_Exercise task:_ Gather all lines from the material that contain "wykorzystaniem".
── Material provided ──
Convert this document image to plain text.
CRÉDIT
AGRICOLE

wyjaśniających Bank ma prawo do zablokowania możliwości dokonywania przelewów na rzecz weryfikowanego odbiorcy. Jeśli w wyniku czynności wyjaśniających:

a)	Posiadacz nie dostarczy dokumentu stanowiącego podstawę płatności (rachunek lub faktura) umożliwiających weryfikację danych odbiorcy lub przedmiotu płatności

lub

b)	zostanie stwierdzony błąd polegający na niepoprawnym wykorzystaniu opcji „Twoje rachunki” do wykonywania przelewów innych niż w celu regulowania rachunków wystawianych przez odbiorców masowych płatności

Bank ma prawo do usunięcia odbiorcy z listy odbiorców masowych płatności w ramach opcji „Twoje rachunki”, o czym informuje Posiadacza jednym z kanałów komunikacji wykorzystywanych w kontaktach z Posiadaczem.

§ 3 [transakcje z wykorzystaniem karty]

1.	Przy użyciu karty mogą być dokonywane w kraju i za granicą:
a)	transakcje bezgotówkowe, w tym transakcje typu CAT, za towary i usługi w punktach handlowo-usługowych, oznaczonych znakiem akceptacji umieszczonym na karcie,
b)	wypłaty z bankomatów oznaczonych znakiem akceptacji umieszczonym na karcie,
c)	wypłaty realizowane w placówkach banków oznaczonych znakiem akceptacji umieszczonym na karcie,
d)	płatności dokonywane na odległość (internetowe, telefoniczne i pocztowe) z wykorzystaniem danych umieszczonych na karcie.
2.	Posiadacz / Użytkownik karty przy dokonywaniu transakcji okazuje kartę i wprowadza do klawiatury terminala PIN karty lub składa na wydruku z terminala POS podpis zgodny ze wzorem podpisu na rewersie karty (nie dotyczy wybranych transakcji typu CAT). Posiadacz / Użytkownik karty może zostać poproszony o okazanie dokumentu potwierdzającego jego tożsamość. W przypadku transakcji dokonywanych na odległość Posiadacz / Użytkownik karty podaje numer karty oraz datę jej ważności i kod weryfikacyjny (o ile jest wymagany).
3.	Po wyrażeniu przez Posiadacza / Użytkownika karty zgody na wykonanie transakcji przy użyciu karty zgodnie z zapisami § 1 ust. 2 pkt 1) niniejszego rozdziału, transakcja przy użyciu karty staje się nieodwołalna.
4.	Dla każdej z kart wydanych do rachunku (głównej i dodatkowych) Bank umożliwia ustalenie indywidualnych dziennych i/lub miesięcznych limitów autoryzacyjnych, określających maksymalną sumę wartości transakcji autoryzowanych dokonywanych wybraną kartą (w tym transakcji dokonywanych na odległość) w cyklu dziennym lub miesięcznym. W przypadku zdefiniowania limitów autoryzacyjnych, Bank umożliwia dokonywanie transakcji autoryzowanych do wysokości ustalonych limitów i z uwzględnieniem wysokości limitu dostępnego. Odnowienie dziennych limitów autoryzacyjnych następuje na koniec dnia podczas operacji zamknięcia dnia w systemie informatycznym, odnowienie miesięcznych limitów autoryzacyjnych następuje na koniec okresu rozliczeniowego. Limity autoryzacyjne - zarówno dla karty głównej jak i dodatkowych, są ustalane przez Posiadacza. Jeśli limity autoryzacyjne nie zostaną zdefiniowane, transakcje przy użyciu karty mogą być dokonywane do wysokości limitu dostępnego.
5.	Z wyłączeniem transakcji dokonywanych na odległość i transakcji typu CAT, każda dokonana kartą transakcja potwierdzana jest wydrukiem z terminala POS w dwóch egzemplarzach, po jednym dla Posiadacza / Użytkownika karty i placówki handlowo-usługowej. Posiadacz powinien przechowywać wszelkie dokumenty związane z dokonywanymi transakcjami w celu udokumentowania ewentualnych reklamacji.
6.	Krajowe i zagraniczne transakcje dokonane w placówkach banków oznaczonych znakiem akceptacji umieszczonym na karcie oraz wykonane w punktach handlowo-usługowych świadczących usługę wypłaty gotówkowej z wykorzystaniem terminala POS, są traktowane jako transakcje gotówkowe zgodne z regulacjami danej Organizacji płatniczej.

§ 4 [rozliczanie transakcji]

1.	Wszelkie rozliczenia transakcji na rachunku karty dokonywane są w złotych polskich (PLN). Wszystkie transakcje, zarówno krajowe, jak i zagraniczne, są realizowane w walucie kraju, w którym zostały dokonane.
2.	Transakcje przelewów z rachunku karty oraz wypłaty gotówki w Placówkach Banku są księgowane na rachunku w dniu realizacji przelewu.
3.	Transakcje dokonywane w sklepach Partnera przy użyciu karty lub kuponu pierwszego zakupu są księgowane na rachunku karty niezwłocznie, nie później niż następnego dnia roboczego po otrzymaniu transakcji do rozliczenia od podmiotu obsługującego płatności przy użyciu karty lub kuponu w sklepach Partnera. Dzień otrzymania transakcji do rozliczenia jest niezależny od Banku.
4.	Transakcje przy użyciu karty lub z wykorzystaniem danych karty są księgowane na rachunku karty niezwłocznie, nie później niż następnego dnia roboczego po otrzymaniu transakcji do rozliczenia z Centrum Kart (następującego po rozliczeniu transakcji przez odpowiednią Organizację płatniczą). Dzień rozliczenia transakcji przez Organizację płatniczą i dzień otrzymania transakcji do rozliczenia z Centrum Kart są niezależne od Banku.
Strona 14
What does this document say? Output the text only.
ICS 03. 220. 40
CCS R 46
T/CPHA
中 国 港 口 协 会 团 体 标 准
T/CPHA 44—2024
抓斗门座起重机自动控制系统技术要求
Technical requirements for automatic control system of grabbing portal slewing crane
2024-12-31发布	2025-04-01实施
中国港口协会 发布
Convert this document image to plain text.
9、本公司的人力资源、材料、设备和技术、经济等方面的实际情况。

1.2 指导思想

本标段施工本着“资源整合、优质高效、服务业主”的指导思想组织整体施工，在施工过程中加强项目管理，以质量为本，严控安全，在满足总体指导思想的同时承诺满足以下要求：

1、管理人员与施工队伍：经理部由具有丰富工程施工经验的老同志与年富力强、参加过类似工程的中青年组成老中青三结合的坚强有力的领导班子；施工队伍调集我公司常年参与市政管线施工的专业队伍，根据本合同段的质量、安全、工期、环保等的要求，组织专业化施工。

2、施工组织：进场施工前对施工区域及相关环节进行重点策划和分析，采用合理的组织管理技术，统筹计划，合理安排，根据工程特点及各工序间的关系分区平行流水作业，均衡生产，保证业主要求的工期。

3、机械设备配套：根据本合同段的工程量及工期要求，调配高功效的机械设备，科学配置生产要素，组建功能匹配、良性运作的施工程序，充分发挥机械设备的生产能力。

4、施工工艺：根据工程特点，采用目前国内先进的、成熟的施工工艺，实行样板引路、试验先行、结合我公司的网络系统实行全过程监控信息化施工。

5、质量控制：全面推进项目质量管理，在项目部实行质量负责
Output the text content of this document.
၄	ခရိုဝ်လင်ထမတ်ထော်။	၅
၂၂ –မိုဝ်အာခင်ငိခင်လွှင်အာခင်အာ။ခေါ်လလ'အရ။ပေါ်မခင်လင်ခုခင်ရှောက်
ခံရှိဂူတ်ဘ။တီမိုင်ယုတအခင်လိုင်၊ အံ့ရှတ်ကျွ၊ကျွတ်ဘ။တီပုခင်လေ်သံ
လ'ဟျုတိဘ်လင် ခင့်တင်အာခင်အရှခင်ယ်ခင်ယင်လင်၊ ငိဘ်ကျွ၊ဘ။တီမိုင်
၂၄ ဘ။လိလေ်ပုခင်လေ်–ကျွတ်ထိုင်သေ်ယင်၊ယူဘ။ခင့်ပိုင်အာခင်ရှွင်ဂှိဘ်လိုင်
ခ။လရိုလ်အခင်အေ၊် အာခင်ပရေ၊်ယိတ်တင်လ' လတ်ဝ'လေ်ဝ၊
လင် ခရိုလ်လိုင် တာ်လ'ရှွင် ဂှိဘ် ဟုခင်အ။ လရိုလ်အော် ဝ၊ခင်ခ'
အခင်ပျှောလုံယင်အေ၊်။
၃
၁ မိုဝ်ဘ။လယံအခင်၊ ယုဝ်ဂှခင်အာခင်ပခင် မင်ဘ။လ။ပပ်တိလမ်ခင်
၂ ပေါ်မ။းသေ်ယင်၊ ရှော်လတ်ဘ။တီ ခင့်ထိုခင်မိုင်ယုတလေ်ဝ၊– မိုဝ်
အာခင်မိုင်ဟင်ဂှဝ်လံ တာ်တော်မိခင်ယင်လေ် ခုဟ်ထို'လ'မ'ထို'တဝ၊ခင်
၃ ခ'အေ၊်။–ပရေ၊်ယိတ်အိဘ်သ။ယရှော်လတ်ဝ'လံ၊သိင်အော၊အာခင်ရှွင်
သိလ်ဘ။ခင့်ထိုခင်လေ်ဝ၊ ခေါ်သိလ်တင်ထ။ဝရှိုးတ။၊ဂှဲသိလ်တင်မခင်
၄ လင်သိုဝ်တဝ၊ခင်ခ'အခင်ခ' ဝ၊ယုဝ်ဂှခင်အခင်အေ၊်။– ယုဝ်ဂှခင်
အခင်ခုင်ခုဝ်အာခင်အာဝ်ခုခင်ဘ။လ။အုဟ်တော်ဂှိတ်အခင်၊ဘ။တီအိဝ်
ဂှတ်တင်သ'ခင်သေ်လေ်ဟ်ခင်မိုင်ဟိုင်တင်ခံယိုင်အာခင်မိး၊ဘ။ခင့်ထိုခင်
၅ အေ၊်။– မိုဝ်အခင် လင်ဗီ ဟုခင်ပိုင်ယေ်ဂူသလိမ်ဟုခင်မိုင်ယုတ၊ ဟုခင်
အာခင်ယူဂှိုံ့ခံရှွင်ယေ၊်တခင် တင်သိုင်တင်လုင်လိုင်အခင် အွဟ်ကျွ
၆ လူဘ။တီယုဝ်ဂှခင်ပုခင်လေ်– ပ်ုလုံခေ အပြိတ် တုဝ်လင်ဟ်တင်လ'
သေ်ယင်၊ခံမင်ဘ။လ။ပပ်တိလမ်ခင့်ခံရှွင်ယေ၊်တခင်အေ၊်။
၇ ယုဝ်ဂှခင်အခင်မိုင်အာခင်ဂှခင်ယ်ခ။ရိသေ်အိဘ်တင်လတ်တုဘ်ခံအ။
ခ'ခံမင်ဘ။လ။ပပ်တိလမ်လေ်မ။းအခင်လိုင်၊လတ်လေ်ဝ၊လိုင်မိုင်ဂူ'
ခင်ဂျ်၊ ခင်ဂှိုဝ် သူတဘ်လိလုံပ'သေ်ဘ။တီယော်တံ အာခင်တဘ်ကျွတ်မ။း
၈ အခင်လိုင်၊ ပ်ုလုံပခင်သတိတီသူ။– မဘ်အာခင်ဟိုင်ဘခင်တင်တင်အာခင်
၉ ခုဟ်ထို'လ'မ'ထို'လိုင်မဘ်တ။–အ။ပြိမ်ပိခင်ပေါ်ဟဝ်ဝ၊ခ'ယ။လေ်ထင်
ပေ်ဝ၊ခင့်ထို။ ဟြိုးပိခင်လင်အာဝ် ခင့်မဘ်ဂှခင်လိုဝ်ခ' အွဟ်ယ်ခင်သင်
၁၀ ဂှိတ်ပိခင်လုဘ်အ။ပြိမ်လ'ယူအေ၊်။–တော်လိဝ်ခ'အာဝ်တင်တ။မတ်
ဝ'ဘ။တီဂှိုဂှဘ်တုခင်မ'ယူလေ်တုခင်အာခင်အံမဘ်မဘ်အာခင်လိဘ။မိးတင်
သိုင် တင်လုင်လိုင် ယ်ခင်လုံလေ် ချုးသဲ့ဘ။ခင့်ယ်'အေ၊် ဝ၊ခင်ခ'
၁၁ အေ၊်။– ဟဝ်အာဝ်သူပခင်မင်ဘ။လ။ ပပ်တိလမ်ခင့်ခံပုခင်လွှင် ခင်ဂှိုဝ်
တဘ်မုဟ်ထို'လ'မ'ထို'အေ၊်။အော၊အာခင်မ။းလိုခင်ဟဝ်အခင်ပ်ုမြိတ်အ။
───
_Task output:_
§ 3 [transakcje z wykorzystaniem karty]
d)	płatności dokonywane na odległość (internetowe, telefoniczne i pocztowe) z wykorzystaniem danych umieszczonych na karcie.
6.	Krajowe i zagraniczne transakcje dokonane w placówkach banków oznaczonych znakiem akceptacji umieszczonym na karcie oraz wykonane w punktach handlowo-usługowych świadczących usługę wypłaty gotówkowej z wykorzystaniem terminala POS, są traktowane jako transakcje gotówkowe zgodne z regulacjami danej Organizacji płatniczej.
4.	Transakcje przy użyciu karty lub z wykorzystaniem danych karty są księgowane na rachunku karty niezwłocznie, nie później niż następnego dnia roboczego po otrzymaniu transakcji do rozliczenia z Centrum Kart (następującego po rozliczeniu transakcji przez odpowiednią Organizację płatniczą). Dzień rozliczenia transakcji przez Organizację płatniczą i dzień otrzymania transakcji do rozliczenia z Centrum Kart są niezależne od Banku.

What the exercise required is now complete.